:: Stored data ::

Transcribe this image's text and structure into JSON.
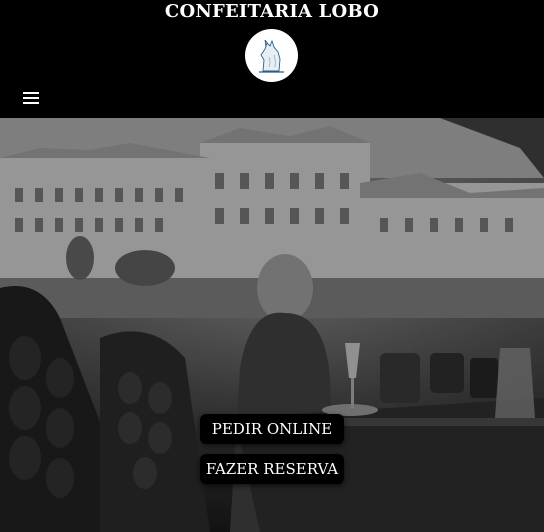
{
  "header": {
    "brand_name": "CONFEITARIA LOBO",
    "logo_icon": "wolf-logo-icon",
    "menu_icon": "hamburger-menu-icon"
  },
  "hero": {
    "image_icon": "cafe-street-photo",
    "buttons": {
      "order_online": "PEDIR ONLINE",
      "make_reservation": "FAZER RESERVA"
    }
  },
  "colors": {
    "header_bg": "#000000",
    "button_bg": "#000000",
    "text": "#ffffff"
  }
}
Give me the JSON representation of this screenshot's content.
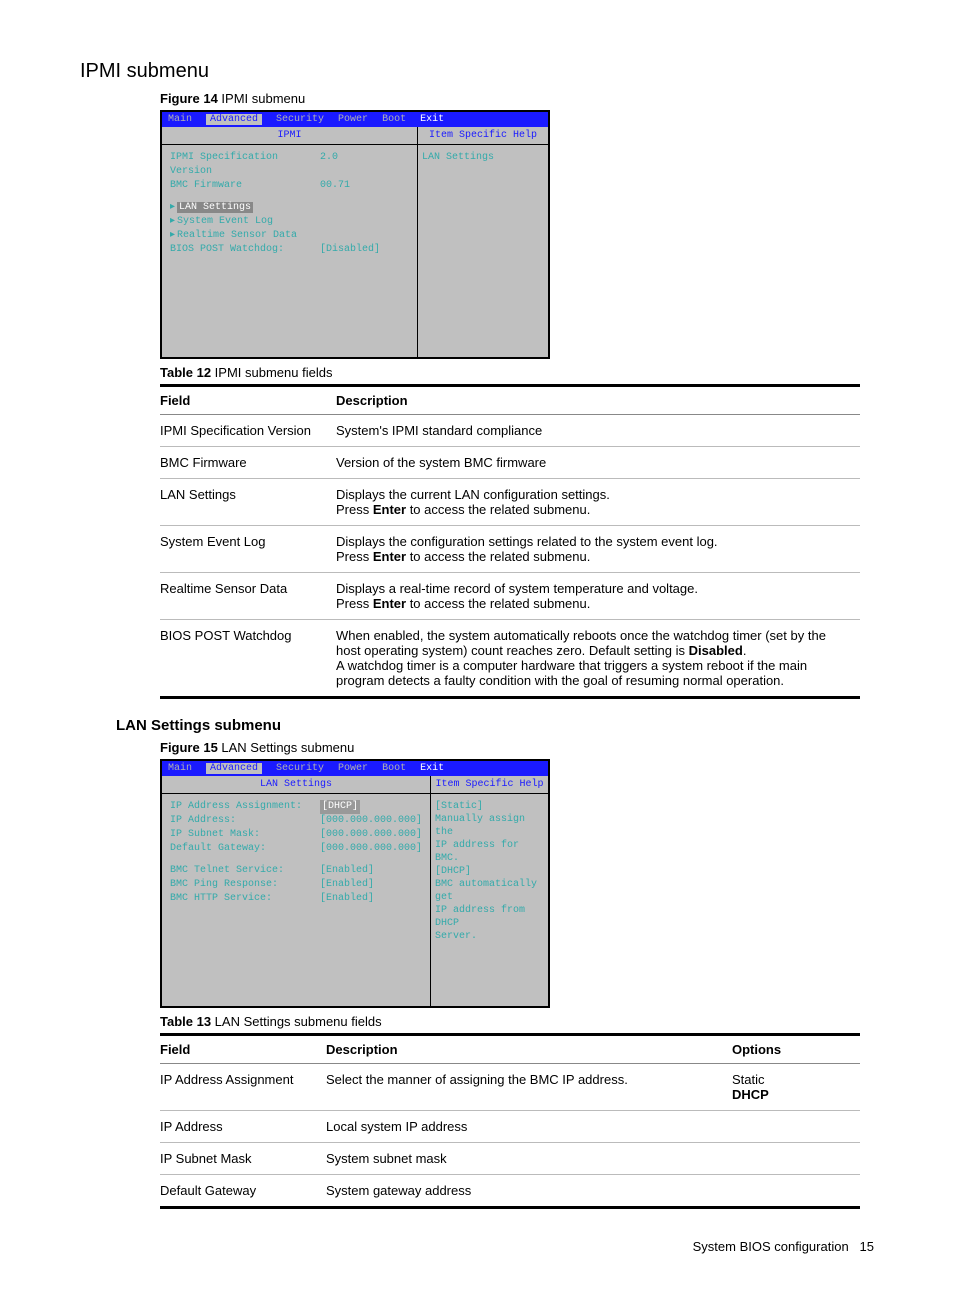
{
  "section_title": "IPMI submenu",
  "figure14": {
    "caption_bold": "Figure 14",
    "caption_rest": " IPMI submenu",
    "menubar": [
      "Main",
      "Advanced",
      "Security",
      "Power",
      "Boot",
      "Exit"
    ],
    "panel_title": "IPMI",
    "right_header": "Item Specific Help",
    "help_text": "LAN Settings",
    "rows": {
      "ipmi_spec_label": "IPMI Specification Version",
      "ipmi_spec_value": "2.0",
      "bmc_fw_label": "BMC Firmware",
      "bmc_fw_value": "00.71",
      "lan_settings": "LAN Settings",
      "sys_event_log": "System Event Log",
      "realtime_sensor": "Realtime Sensor Data",
      "watchdog_label": "BIOS POST Watchdog:",
      "watchdog_value": "[Disabled]"
    }
  },
  "table12": {
    "caption_bold": "Table 12",
    "caption_rest": " IPMI submenu fields",
    "header_field": "Field",
    "header_desc": "Description",
    "rows": [
      {
        "field": "IPMI Specification Version",
        "desc": "System's IPMI standard compliance"
      },
      {
        "field": "BMC Firmware",
        "desc": "Version of the system BMC firmware"
      },
      {
        "field": "LAN Settings",
        "desc_line1": "Displays the current LAN configuration settings.",
        "desc_prefix": "Press ",
        "desc_bold": "Enter",
        "desc_suffix": " to access the related submenu."
      },
      {
        "field": "System Event Log",
        "desc_line1": "Displays the configuration settings related to the system event log.",
        "desc_prefix": "Press ",
        "desc_bold": "Enter",
        "desc_suffix": " to access the related submenu."
      },
      {
        "field": "Realtime Sensor Data",
        "desc_line1": "Displays a real-time record of system temperature and voltage.",
        "desc_prefix": "Press ",
        "desc_bold": "Enter",
        "desc_suffix": " to access the related submenu."
      },
      {
        "field": "BIOS POST Watchdog",
        "desc_p1": "When enabled, the system automatically reboots once the watchdog timer (set by the host operating system) count reaches zero. Default setting is ",
        "desc_bold": "Disabled",
        "desc_p1b": ".",
        "desc_p2": "A watchdog timer is a computer hardware that triggers a system reboot if the main program detects a faulty condition with the goal of resuming normal operation."
      }
    ]
  },
  "subsection_title": "LAN Settings submenu",
  "figure15": {
    "caption_bold": "Figure 15",
    "caption_rest": " LAN Settings submenu",
    "menubar": [
      "Main",
      "Advanced",
      "Security",
      "Power",
      "Boot",
      "Exit"
    ],
    "panel_title": "LAN Settings",
    "right_header": "Item Specific Help",
    "help_lines": [
      "[Static]",
      " Manually assign the",
      " IP address for BMC.",
      "[DHCP]",
      " BMC automatically get",
      " IP address from DHCP",
      " Server."
    ],
    "rows": {
      "ip_assign_label": "IP Address Assignment:",
      "ip_assign_value": "[DHCP]",
      "ip_addr_label": "IP Address:",
      "ip_addr_value": "[000.000.000.000]",
      "subnet_label": "IP Subnet Mask:",
      "subnet_value": "[000.000.000.000]",
      "gateway_label": "Default Gateway:",
      "gateway_value": "[000.000.000.000]",
      "telnet_label": "BMC Telnet Service:",
      "telnet_value": "[Enabled]",
      "ping_label": "BMC Ping Response:",
      "ping_value": "[Enabled]",
      "http_label": "BMC HTTP Service:",
      "http_value": "[Enabled]"
    }
  },
  "table13": {
    "caption_bold": "Table 13",
    "caption_rest": " LAN Settings submenu fields",
    "header_field": "Field",
    "header_desc": "Description",
    "header_options": "Options",
    "rows": [
      {
        "field": "IP Address Assignment",
        "desc": "Select the manner of assigning the BMC IP address.",
        "opt1": "Static",
        "opt_bold": "DHCP"
      },
      {
        "field": "IP Address",
        "desc": "Local system IP address"
      },
      {
        "field": "IP Subnet Mask",
        "desc": "System subnet mask"
      },
      {
        "field": "Default Gateway",
        "desc": "System gateway address"
      }
    ]
  },
  "footer_text": "System BIOS configuration",
  "footer_page": "15"
}
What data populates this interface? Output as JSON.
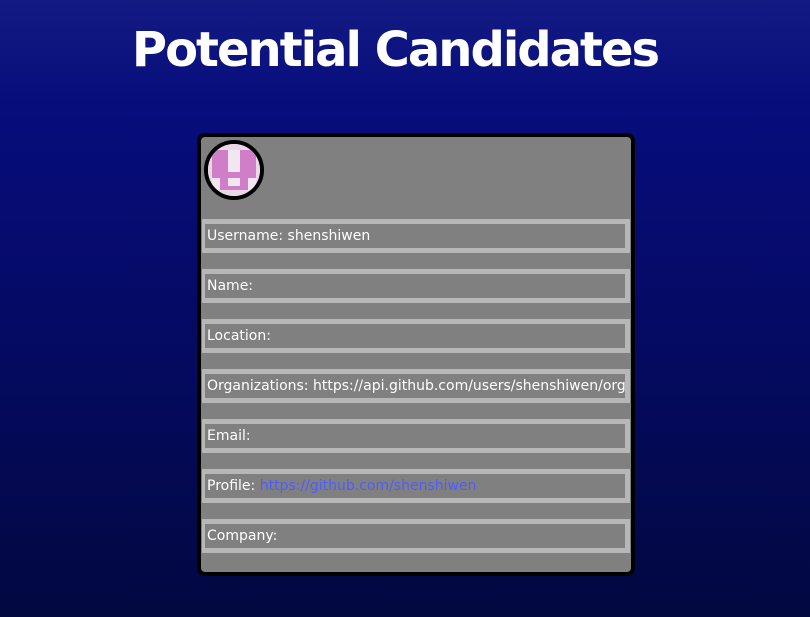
{
  "page": {
    "title": "Potential Candidates"
  },
  "candidate": {
    "avatar_icon": "identicon-avatar",
    "fields": [
      {
        "label": "Username:",
        "value": "shenshiwen"
      },
      {
        "label": "Name:",
        "value": ""
      },
      {
        "label": "Location:",
        "value": ""
      },
      {
        "label": "Organizations:",
        "value": "https://api.github.com/users/shenshiwen/orgs"
      },
      {
        "label": "Email:",
        "value": ""
      },
      {
        "label": "Profile:",
        "value": "https://github.com/shenshiwen"
      },
      {
        "label": "Company:",
        "value": ""
      }
    ]
  },
  "colors": {
    "background_top": "#131a82",
    "background_bottom": "#020840",
    "card_background": "#808080",
    "field_separator": "#b7b7b7",
    "link": "#4e5cff",
    "avatar_pink": "#d17ec8"
  }
}
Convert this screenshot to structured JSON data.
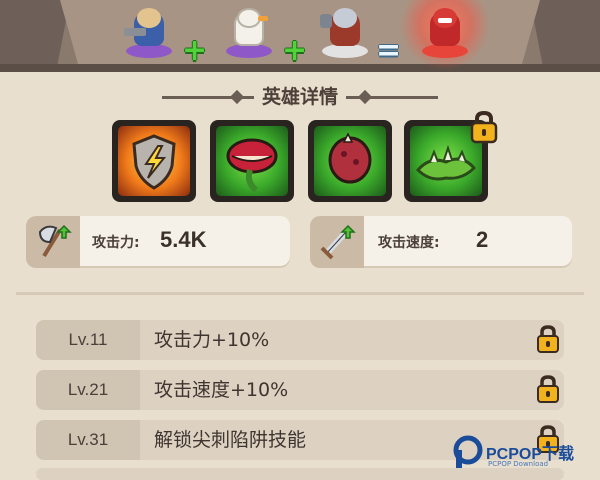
{
  "recipe": {
    "units": [
      {
        "icon": "knight-unit-icon",
        "pad_color": "#8f58c8",
        "body_color": "#3b5fa8"
      },
      {
        "icon": "goose-unit-icon",
        "pad_color": "#8f58c8",
        "body_color": "#f3f1ea"
      },
      {
        "icon": "viking-unit-icon",
        "pad_color": "#e2e2e2",
        "body_color": "#9b3a2a"
      },
      {
        "icon": "plant-monster-unit-icon",
        "pad_color": "#e8453a",
        "body_color": "#c0282a"
      }
    ],
    "plus": "+",
    "equals": "="
  },
  "section": {
    "title": "英雄详情"
  },
  "skills": [
    {
      "icon": "lightning-shield-icon",
      "locked": false
    },
    {
      "icon": "venus-flytrap-icon",
      "locked": false
    },
    {
      "icon": "spiky-plant-icon",
      "locked": false
    },
    {
      "icon": "spike-trap-icon",
      "locked": true
    }
  ],
  "stats": {
    "attack": {
      "label": "攻击力:",
      "value": "5.4K",
      "icon": "axe-upgrade-icon"
    },
    "speed": {
      "label": "攻击速度:",
      "value": "2",
      "icon": "sword-speed-icon"
    }
  },
  "levels": [
    {
      "level": "Lv.11",
      "desc": "攻击力+10%",
      "locked": true
    },
    {
      "level": "Lv.21",
      "desc": "攻击速度+10%",
      "locked": true
    },
    {
      "level": "Lv.31",
      "desc": "解锁尖刺陷阱技能",
      "locked": true
    }
  ],
  "watermark": {
    "name": "PCPOP下载",
    "sub": "PCPOP Download"
  },
  "colors": {
    "background": "#e9dfcf",
    "plus_green": "#52d23a",
    "lock_gold": "#f2b21e"
  }
}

:: DIRECTIONS ::
Every entry must be written out exactly, with all pictures left out.

:: SOLUTION ::
Transcribe this image's text and structure into JSON.
{
  "header": {
    "brand_name": "CONFEITARIA LOBO",
    "logo_icon": "wolf-logo-icon",
    "menu_icon": "hamburger-menu-icon"
  },
  "hero": {
    "image_icon": "cafe-street-photo",
    "buttons": {
      "order_online": "PEDIR ONLINE",
      "make_reservation": "FAZER RESERVA"
    }
  },
  "colors": {
    "header_bg": "#000000",
    "button_bg": "#000000",
    "text": "#ffffff"
  }
}
Give me the JSON representation of this screenshot's content.
{
  "section_title": "IPMI submenu",
  "figure14": {
    "caption_bold": "Figure 14",
    "caption_rest": " IPMI submenu",
    "menubar": [
      "Main",
      "Advanced",
      "Security",
      "Power",
      "Boot",
      "Exit"
    ],
    "panel_title": "IPMI",
    "right_header": "Item Specific Help",
    "help_text": "LAN Settings",
    "rows": {
      "ipmi_spec_label": "IPMI Specification Version",
      "ipmi_spec_value": "2.0",
      "bmc_fw_label": "BMC Firmware",
      "bmc_fw_value": "00.71",
      "lan_settings": "LAN Settings",
      "sys_event_log": "System Event Log",
      "realtime_sensor": "Realtime Sensor Data",
      "watchdog_label": "BIOS POST Watchdog:",
      "watchdog_value": "[Disabled]"
    }
  },
  "table12": {
    "caption_bold": "Table 12",
    "caption_rest": " IPMI submenu fields",
    "header_field": "Field",
    "header_desc": "Description",
    "rows": [
      {
        "field": "IPMI Specification Version",
        "desc": "System's IPMI standard compliance"
      },
      {
        "field": "BMC Firmware",
        "desc": "Version of the system BMC firmware"
      },
      {
        "field": "LAN Settings",
        "desc_line1": "Displays the current LAN configuration settings.",
        "desc_prefix": "Press ",
        "desc_bold": "Enter",
        "desc_suffix": " to access the related submenu."
      },
      {
        "field": "System Event Log",
        "desc_line1": "Displays the configuration settings related to the system event log.",
        "desc_prefix": "Press ",
        "desc_bold": "Enter",
        "desc_suffix": " to access the related submenu."
      },
      {
        "field": "Realtime Sensor Data",
        "desc_line1": "Displays a real-time record of system temperature and voltage.",
        "desc_prefix": "Press ",
        "desc_bold": "Enter",
        "desc_suffix": " to access the related submenu."
      },
      {
        "field": "BIOS POST Watchdog",
        "desc_p1": "When enabled, the system automatically reboots once the watchdog timer (set by the host operating system) count reaches zero. Default setting is ",
        "desc_bold": "Disabled",
        "desc_p1b": ".",
        "desc_p2": "A watchdog timer is a computer hardware that triggers a system reboot if the main program detects a faulty condition with the goal of resuming normal operation."
      }
    ]
  },
  "subsection_title": "LAN Settings submenu",
  "figure15": {
    "caption_bold": "Figure 15",
    "caption_rest": " LAN Settings submenu",
    "menubar": [
      "Main",
      "Advanced",
      "Security",
      "Power",
      "Boot",
      "Exit"
    ],
    "panel_title": "LAN Settings",
    "right_header": "Item Specific Help",
    "help_lines": [
      "[Static]",
      " Manually assign the",
      " IP address for BMC.",
      "[DHCP]",
      " BMC automatically get",
      " IP address from DHCP",
      " Server."
    ],
    "rows": {
      "ip_assign_label": "IP Address Assignment:",
      "ip_assign_value": "[DHCP]",
      "ip_addr_label": "IP Address:",
      "ip_addr_value": "[000.000.000.000]",
      "subnet_label": "IP Subnet Mask:",
      "subnet_value": "[000.000.000.000]",
      "gateway_label": "Default Gateway:",
      "gateway_value": "[000.000.000.000]",
      "telnet_label": "BMC Telnet Service:",
      "telnet_value": "[Enabled]",
      "ping_label": "BMC Ping Response:",
      "ping_value": "[Enabled]",
      "http_label": "BMC HTTP Service:",
      "http_value": "[Enabled]"
    }
  },
  "table13": {
    "caption_bold": "Table 13",
    "caption_rest": " LAN Settings submenu fields",
    "header_field": "Field",
    "header_desc": "Description",
    "header_options": "Options",
    "rows": [
      {
        "field": "IP Address Assignment",
        "desc": "Select the manner of assigning the BMC IP address.",
        "opt1": "Static",
        "opt_bold": "DHCP"
      },
      {
        "field": "IP Address",
        "desc": "Local system IP address"
      },
      {
        "field": "IP Subnet Mask",
        "desc": "System subnet mask"
      },
      {
        "field": "Default Gateway",
        "desc": "System gateway address"
      }
    ]
  },
  "footer_text": "System BIOS configuration",
  "footer_page": "15"
}
What data populates this interface? Output as JSON.
{
  "page": {
    "title": "Potential Candidates"
  },
  "candidate": {
    "avatar_icon": "identicon-avatar",
    "fields": [
      {
        "label": "Username:",
        "value": "shenshiwen"
      },
      {
        "label": "Name:",
        "value": ""
      },
      {
        "label": "Location:",
        "value": ""
      },
      {
        "label": "Organizations:",
        "value": "https://api.github.com/users/shenshiwen/orgs"
      },
      {
        "label": "Email:",
        "value": ""
      },
      {
        "label": "Profile:",
        "value": "https://github.com/shenshiwen"
      },
      {
        "label": "Company:",
        "value": ""
      }
    ]
  },
  "colors": {
    "background_top": "#131a82",
    "background_bottom": "#020840",
    "card_background": "#808080",
    "field_separator": "#b7b7b7",
    "link": "#4e5cff",
    "avatar_pink": "#d17ec8"
  }
}
Convert this screenshot to structured JSON data.
{
  "recipe": {
    "units": [
      {
        "icon": "knight-unit-icon",
        "pad_color": "#8f58c8",
        "body_color": "#3b5fa8"
      },
      {
        "icon": "goose-unit-icon",
        "pad_color": "#8f58c8",
        "body_color": "#f3f1ea"
      },
      {
        "icon": "viking-unit-icon",
        "pad_color": "#e2e2e2",
        "body_color": "#9b3a2a"
      },
      {
        "icon": "plant-monster-unit-icon",
        "pad_color": "#e8453a",
        "body_color": "#c0282a"
      }
    ],
    "plus": "+",
    "equals": "="
  },
  "section": {
    "title": "英雄详情"
  },
  "skills": [
    {
      "icon": "lightning-shield-icon",
      "locked": false
    },
    {
      "icon": "venus-flytrap-icon",
      "locked": false
    },
    {
      "icon": "spiky-plant-icon",
      "locked": false
    },
    {
      "icon": "spike-trap-icon",
      "locked": true
    }
  ],
  "stats": {
    "attack": {
      "label": "攻击力:",
      "value": "5.4K",
      "icon": "axe-upgrade-icon"
    },
    "speed": {
      "label": "攻击速度:",
      "value": "2",
      "icon": "sword-speed-icon"
    }
  },
  "levels": [
    {
      "level": "Lv.11",
      "desc": "攻击力+10%",
      "locked": true
    },
    {
      "level": "Lv.21",
      "desc": "攻击速度+10%",
      "locked": true
    },
    {
      "level": "Lv.31",
      "desc": "解锁尖刺陷阱技能",
      "locked": true
    }
  ],
  "watermark": {
    "name": "PCPOP下载",
    "sub": "PCPOP Download"
  },
  "colors": {
    "background": "#e9dfcf",
    "plus_green": "#52d23a",
    "lock_gold": "#f2b21e"
  }
}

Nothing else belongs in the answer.